Exercise instructions ▸ Filter the entries below, keeping only the lines that contain the word "elements". Copy each matching line in full.

——

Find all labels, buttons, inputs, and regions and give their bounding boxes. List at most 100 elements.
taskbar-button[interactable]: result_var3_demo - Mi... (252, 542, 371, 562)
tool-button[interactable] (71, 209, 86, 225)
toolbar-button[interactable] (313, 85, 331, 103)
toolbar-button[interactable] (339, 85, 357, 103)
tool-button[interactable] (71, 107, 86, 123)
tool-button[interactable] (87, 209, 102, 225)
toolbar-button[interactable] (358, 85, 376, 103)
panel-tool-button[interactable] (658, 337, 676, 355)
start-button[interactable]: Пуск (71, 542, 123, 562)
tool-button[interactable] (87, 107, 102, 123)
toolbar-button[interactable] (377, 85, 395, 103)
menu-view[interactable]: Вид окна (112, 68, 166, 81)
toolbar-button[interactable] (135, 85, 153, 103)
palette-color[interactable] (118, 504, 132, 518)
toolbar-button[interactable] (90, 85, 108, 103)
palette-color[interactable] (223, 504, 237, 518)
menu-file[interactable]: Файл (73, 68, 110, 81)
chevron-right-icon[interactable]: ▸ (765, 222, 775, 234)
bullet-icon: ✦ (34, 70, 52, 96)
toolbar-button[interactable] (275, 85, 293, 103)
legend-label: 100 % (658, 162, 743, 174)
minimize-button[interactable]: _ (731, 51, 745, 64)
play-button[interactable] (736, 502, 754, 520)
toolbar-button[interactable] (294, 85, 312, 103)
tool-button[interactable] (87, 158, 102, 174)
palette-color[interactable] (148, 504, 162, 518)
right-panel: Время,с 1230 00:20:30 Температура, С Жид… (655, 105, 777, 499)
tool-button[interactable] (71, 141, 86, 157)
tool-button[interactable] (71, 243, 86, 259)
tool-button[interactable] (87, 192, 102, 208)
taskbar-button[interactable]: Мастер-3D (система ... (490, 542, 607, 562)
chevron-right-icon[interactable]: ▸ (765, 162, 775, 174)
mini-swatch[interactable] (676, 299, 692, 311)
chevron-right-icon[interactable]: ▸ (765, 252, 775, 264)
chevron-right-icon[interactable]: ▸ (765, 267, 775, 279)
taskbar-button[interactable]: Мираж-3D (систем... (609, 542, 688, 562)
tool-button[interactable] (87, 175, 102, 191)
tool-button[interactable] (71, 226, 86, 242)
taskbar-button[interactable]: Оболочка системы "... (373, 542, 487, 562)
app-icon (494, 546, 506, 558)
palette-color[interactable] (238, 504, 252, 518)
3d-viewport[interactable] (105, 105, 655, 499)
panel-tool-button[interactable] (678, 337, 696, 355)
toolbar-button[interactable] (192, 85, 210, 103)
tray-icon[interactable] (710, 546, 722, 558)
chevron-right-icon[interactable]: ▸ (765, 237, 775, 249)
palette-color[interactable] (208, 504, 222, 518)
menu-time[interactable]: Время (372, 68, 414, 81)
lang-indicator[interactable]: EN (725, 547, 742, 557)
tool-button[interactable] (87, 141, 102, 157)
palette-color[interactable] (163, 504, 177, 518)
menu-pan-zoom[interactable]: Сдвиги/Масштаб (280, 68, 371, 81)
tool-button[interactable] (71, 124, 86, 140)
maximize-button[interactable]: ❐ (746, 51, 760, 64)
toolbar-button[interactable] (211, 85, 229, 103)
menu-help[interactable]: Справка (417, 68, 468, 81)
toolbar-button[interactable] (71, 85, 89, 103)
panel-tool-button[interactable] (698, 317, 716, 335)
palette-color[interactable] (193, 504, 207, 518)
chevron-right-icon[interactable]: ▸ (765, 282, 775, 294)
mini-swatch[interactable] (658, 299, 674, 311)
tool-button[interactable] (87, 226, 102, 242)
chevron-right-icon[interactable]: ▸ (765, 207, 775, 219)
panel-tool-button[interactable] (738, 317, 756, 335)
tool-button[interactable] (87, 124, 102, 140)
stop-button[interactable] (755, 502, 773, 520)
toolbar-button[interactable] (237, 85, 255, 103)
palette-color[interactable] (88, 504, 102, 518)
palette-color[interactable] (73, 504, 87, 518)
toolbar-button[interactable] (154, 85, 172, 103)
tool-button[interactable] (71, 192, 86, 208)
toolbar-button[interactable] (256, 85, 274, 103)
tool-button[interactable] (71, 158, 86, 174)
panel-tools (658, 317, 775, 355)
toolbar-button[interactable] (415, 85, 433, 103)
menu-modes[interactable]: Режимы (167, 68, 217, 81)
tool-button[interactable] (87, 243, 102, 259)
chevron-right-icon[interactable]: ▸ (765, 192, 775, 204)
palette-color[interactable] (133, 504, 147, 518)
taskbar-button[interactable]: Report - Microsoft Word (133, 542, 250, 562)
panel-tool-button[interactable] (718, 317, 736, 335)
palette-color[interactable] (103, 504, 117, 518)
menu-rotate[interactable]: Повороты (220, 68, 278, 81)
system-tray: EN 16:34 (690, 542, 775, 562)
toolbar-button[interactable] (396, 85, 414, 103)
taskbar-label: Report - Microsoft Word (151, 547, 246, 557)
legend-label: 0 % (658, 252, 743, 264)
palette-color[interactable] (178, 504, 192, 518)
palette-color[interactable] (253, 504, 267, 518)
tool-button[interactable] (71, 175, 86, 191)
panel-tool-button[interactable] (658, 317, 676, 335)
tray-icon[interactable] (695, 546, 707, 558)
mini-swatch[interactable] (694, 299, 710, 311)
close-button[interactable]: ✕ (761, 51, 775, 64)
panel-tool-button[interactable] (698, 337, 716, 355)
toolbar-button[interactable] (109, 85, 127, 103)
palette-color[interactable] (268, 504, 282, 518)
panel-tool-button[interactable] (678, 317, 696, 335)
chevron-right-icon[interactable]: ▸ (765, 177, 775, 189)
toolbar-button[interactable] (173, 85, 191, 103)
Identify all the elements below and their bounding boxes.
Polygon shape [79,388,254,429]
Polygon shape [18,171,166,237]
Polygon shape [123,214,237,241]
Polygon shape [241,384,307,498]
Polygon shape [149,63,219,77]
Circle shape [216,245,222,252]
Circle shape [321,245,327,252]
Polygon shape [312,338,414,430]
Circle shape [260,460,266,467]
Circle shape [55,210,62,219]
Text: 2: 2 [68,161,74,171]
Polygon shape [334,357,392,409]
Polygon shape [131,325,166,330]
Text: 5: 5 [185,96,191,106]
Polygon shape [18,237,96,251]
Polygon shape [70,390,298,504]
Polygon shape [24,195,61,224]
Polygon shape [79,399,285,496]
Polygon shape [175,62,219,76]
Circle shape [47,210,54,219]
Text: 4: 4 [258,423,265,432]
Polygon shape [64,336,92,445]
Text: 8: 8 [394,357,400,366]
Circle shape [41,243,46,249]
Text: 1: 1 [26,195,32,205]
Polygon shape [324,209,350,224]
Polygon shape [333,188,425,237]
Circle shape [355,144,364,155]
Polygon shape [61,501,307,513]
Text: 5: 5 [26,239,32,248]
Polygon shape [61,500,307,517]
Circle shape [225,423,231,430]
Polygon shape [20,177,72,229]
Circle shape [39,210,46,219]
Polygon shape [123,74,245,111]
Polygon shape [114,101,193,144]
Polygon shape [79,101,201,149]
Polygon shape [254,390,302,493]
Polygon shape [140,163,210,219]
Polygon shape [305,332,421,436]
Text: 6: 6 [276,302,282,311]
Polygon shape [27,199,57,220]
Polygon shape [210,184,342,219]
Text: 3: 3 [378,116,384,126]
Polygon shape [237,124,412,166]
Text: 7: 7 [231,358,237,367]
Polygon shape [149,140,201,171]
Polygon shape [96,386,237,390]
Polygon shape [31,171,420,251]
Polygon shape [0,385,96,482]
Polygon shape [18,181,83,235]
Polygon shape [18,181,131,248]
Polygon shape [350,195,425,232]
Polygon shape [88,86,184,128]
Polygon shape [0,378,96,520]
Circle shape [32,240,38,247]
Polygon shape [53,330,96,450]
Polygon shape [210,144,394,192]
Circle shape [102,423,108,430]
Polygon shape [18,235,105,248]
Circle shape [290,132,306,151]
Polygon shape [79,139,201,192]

——

Worked answer ▸
Find all labels, buttons, inputs, and regions and give their bounding boxes. List at most 100 elements.
Identify all the elements below and their bounding boxes.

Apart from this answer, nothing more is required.